Records provided —
━━━━━━━━━━
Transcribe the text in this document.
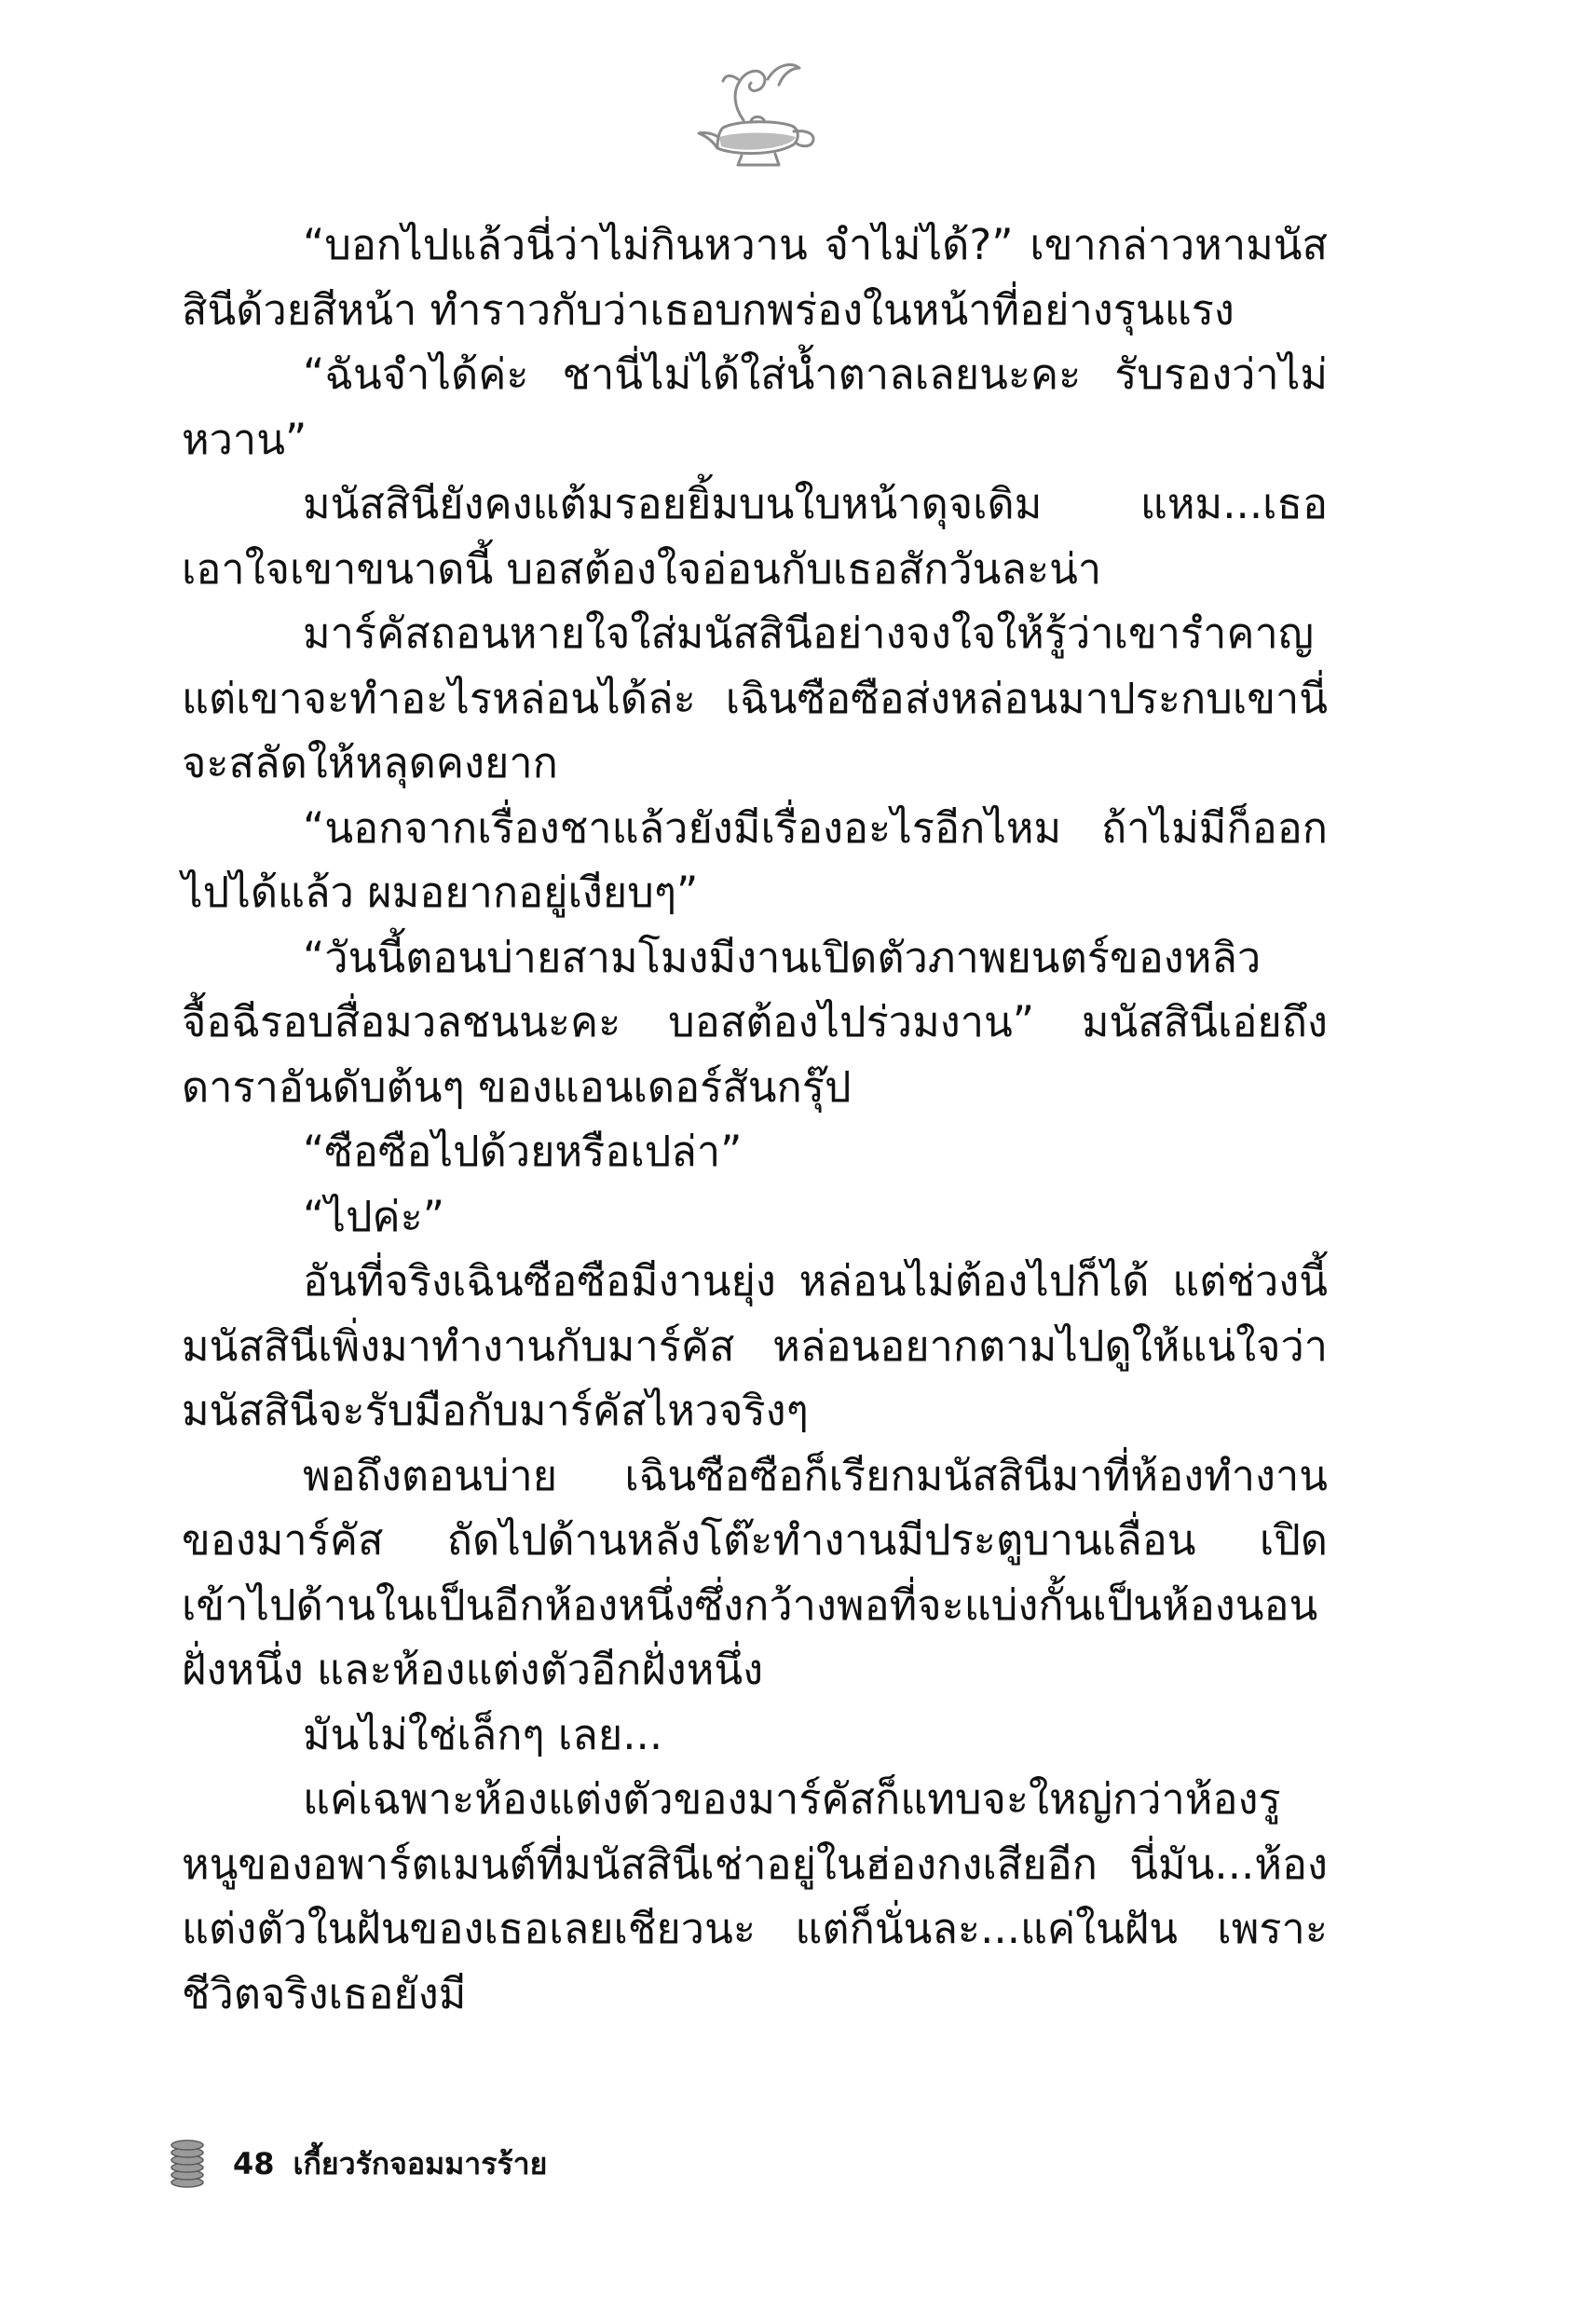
“บอกไปแล้วนี่ว่าไม่กินหวาน จำไม่ได้?” เขากล่าวหามนัสสินีด้วยสีหน้า ทำราวกับว่าเธอบกพร่องในหน้าที่อย่างรุนแรง

“ฉันจำได้ค่ะ ชานี่ไม่ได้ใส่น้ำตาลเลยนะคะ รับรองว่าไม่หวาน”

มนัสสินียังคงแต้มรอยยิ้มบนใบหน้าดุจเดิม แหม...เธอเอาใจเขาขนาดนี้ บอสต้องใจอ่อนกับเธอสักวันละน่า

มาร์คัสถอนหายใจใส่มนัสสินีอย่างจงใจให้รู้ว่าเขารำคาญ แต่เขาจะทำอะไรหล่อนได้ล่ะ เฉินซือซือส่งหล่อนมาประกบเขานี่ จะสลัดให้หลุดคงยาก

“นอกจากเรื่องชาแล้วยังมีเรื่องอะไรอีกไหม ถ้าไม่มีก็ออกไปได้แล้ว ผมอยากอยู่เงียบๆ”

“วันนี้ตอนบ่ายสามโมงมีงานเปิดตัวภาพยนตร์ของหลิวจื้อฉีรอบสื่อมวลชนนะคะ บอสต้องไปร่วมงาน” มนัสสินีเอ่ยถึงดาราอันดับต้นๆ ของแอนเดอร์สันกรุ๊ป

“ซือซือไปด้วยหรือเปล่า”

“ไปค่ะ”

อันที่จริงเฉินซือซือมีงานยุ่ง หล่อนไม่ต้องไปก็ได้ แต่ช่วงนี้มนัสสินีเพิ่งมาทำงานกับมาร์คัส หล่อนอยากตามไปดูให้แน่ใจว่ามนัสสินีจะรับมือกับมาร์คัสไหวจริงๆ

พอถึงตอนบ่าย เฉินซือซือก็เรียกมนัสสินีมาที่ห้องทำงานของมาร์คัส ถัดไปด้านหลังโต๊ะทำงานมีประตูบานเลื่อน เปิดเข้าไปด้านในเป็นอีกห้องหนึ่งซึ่งกว้างพอที่จะแบ่งกั้นเป็นห้องนอนฝั่งหนึ่ง และห้องแต่งตัวอีกฝั่งหนึ่ง

มันไม่ใช่เล็กๆ เลย...

แค่เฉพาะห้องแต่งตัวของมาร์คัสก็แทบจะใหญ่กว่าห้องรูหนูของอพาร์ตเมนต์ที่มนัสสินีเช่าอยู่ในฮ่องกงเสียอีก นี่มัน...ห้องแต่งตัวในฝันของเธอเลยเชียวนะ แต่ก็นั่นละ...แค่ในฝัน เพราะชีวิตจริงเธอยังมี

48 เกี้ยวรักจอมมารร้าย
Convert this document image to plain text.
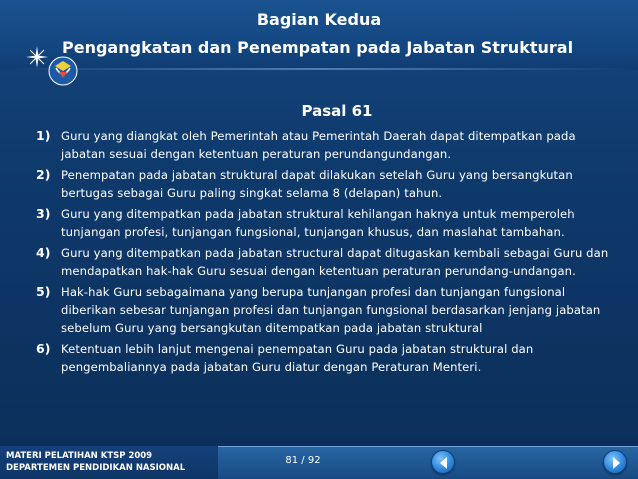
Bagian Kedua
Pengangkatan dan Penempatan pada Jabatan Struktural
Pasal 61
1) Guru yang diangkat oleh Pemerintah atau Pemerintah Daerah dapat ditempatkan pada jabatan sesuai dengan ketentuan peraturan perundangundangan.
2) Penempatan pada jabatan struktural dapat dilakukan setelah Guru yang bersangkutan bertugas sebagai Guru paling singkat selama 8 (delapan) tahun.
3) Guru yang ditempatkan pada jabatan struktural kehilangan haknya untuk memperoleh tunjangan profesi, tunjangan fungsional, tunjangan khusus, dan maslahat tambahan.
4) Guru yang ditempatkan pada jabatan structural dapat ditugaskan kembali sebagai Guru dan mendapatkan hak-hak Guru sesuai dengan ketentuan peraturan perundang-undangan.
5) Hak-hak Guru sebagaimana yang berupa tunjangan profesi dan tunjangan fungsional diberikan sebesar tunjangan profesi dan tunjangan fungsional berdasarkan jenjang jabatan sebelum Guru yang bersangkutan ditempatkan pada jabatan struktural
6) Ketentuan lebih lanjut mengenai penempatan Guru pada jabatan struktural dan pengembaliannya pada jabatan Guru diatur dengan Peraturan Menteri.
MATERI PELATIHAN KTSP 2009
DEPARTEMEN PENDIDIKAN NASIONAL
81 / 92
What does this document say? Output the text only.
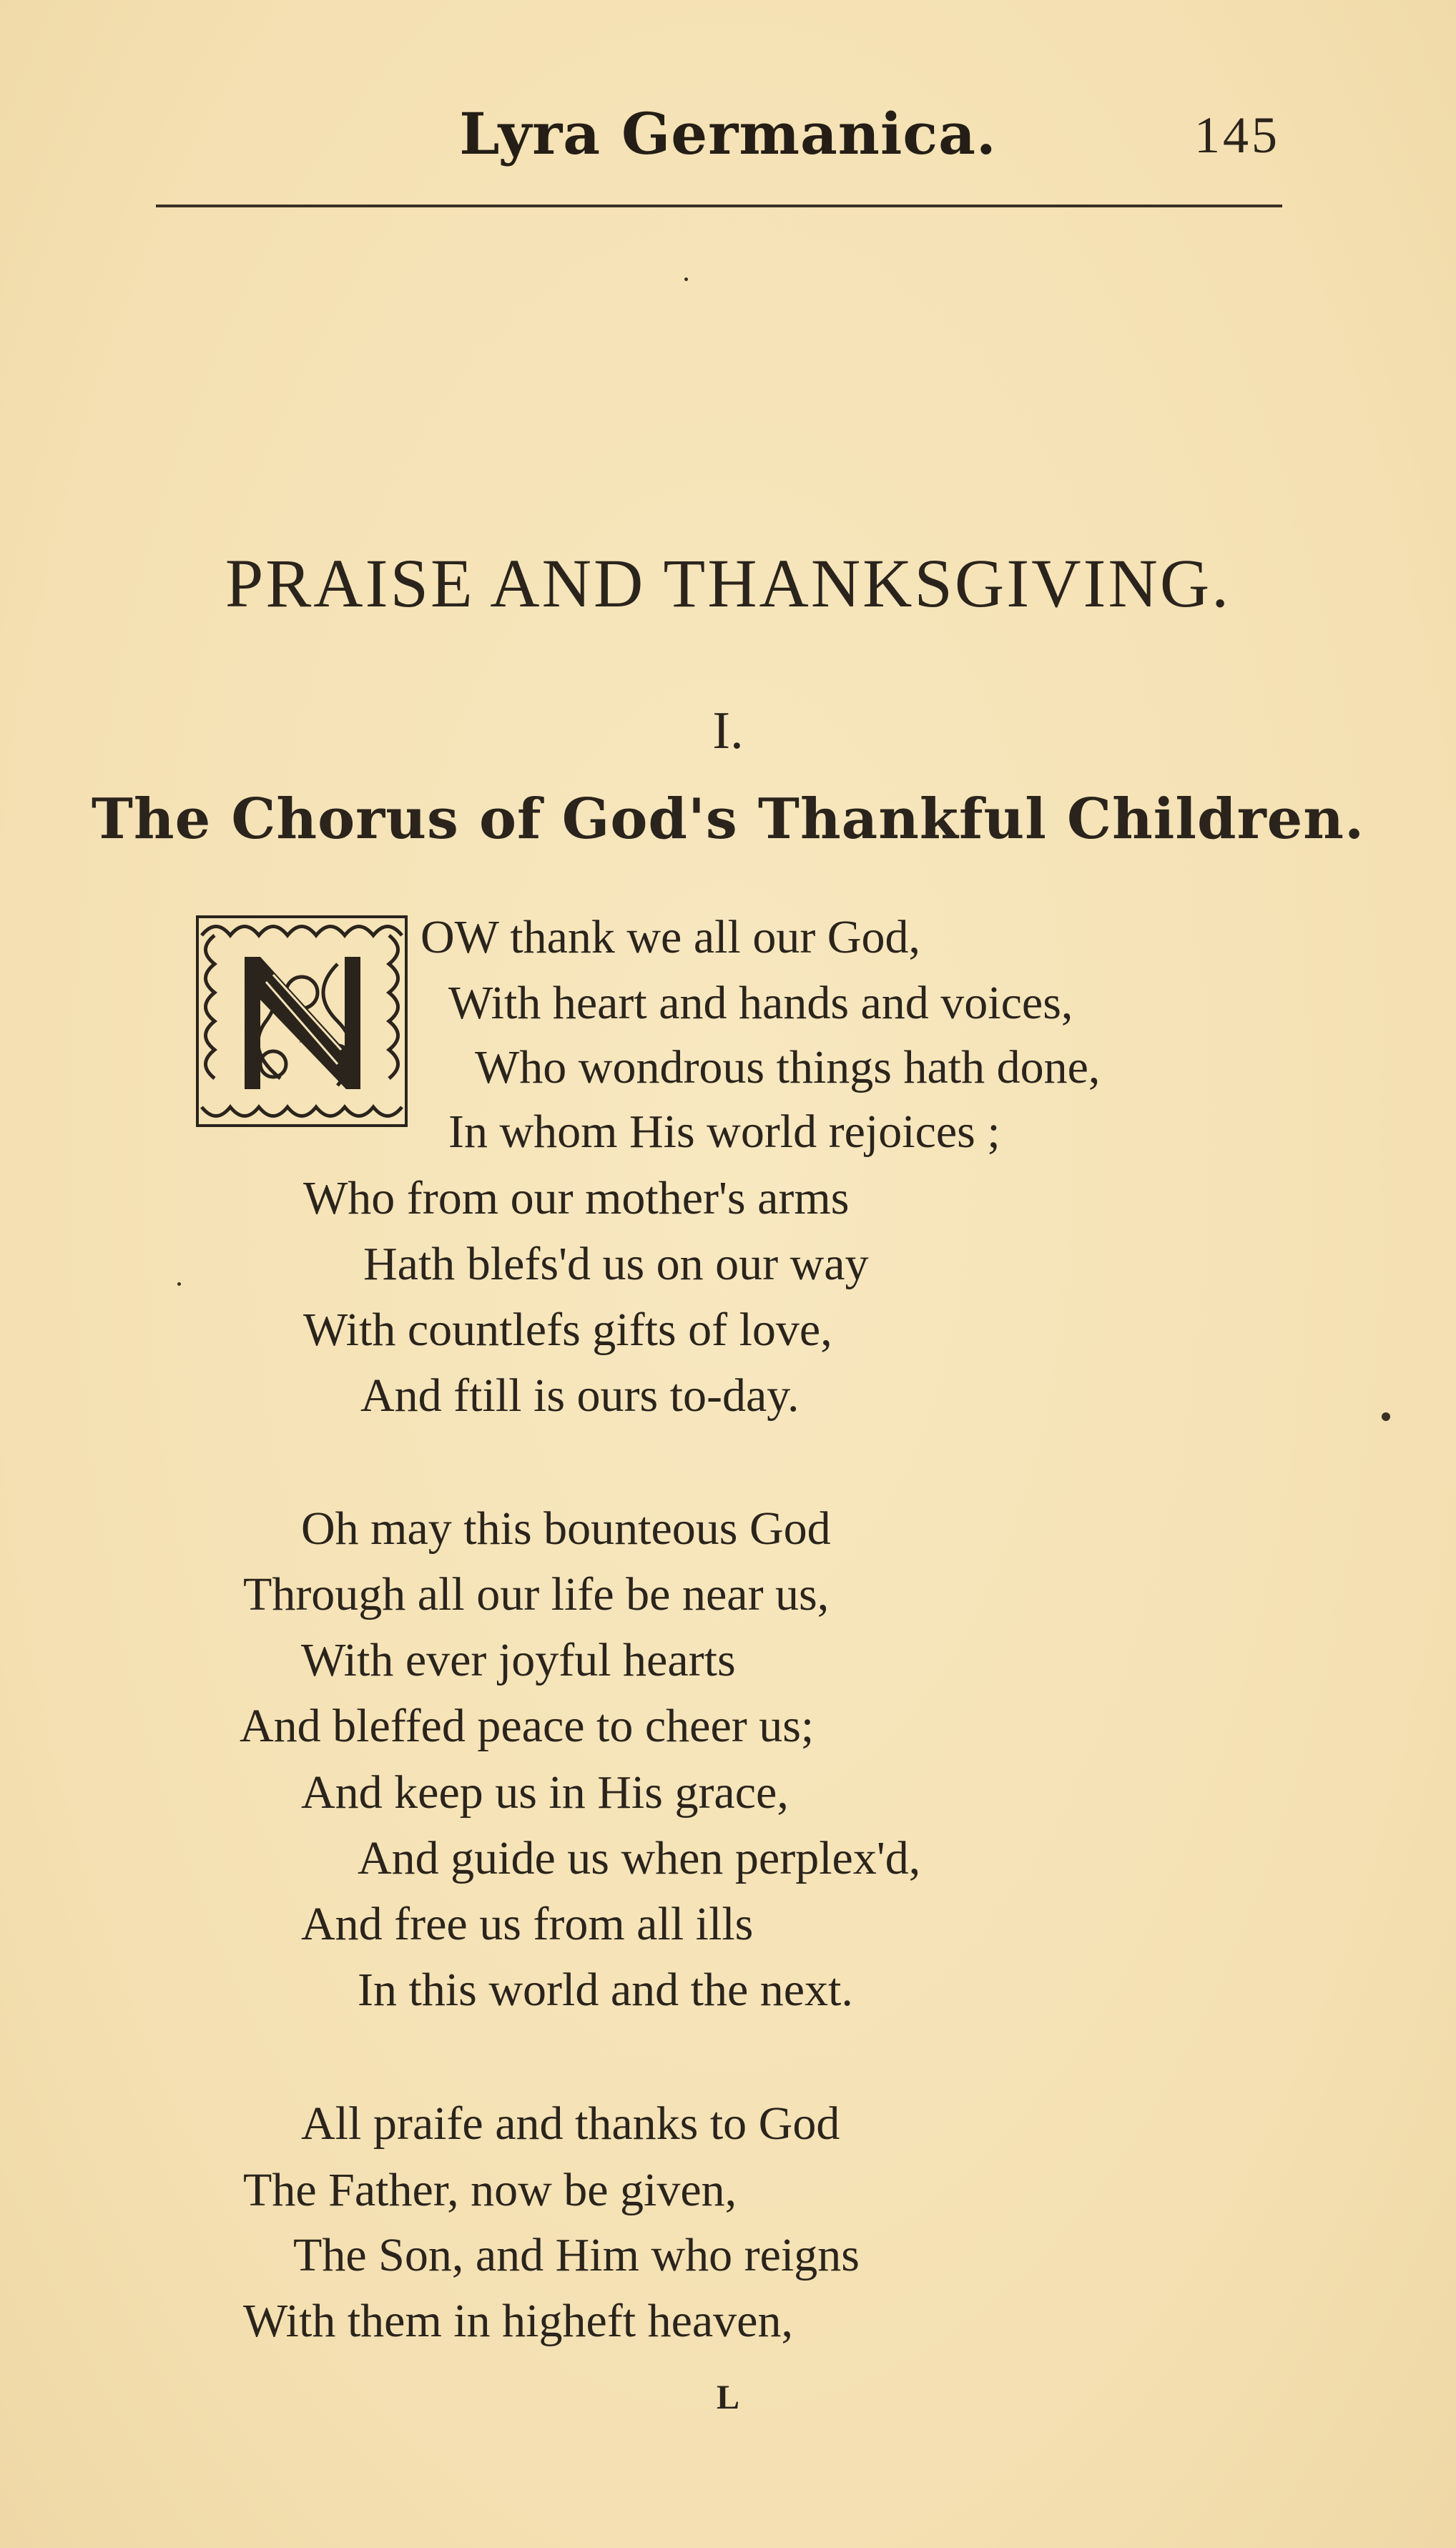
Lyra Germanica.	145
PRAISE AND THANKSGIVING.
I.
The Chorus of God's Thankful Children.
N
OW thank we all our God,
With heart and hands and voices,
Who wondrous things hath done,
In whom His world rejoices ;
Who from our mother's arms
Hath blefs'd us on our way
With countlefs gifts of love,
And ftill is ours to-day.
Oh may this bounteous God
Through all our life be near us,
With ever joyful hearts
And bleffed peace to cheer us;
And keep us in His grace,
And guide us when perplex'd,
And free us from all ills
In this world and the next.
All praife and thanks to God
The Father, now be given,
The Son, and Him who reigns
With them in higheft heaven,
L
━━━━━━━━━━
Stated problem —
Copy in full each line that holds the word "pada".

Output below —
Pengangkatan dan Penempatan pada Jabatan Struktural
1) Guru yang diangkat oleh Pemerintah atau Pemerintah Daerah dapat ditempatkan pada jabatan sesuai dengan ketentuan peraturan perundangundangan.
2) Penempatan pada jabatan struktural dapat dilakukan setelah Guru yang bersangkutan bertugas sebagai Guru paling singkat selama 8 (delapan) tahun.
3) Guru yang ditempatkan pada jabatan struktural kehilangan haknya untuk memperoleh tunjangan profesi, tunjangan fungsional, tunjangan khusus, dan maslahat tambahan.
4) Guru yang ditempatkan pada jabatan structural dapat ditugaskan kembali sebagai Guru dan mendapatkan hak-hak Guru sesuai dengan ketentuan peraturan perundang-undangan.
5) Hak-hak Guru sebagaimana yang berupa tunjangan profesi dan tunjangan fungsional diberikan sebesar tunjangan profesi dan tunjangan fungsional berdasarkan jenjang jabatan sebelum Guru yang bersangkutan ditempatkan pada jabatan struktural
6) Ketentuan lebih lanjut mengenai penempatan Guru pada jabatan struktural dan pengembaliannya pada jabatan Guru diatur dengan Peraturan Menteri.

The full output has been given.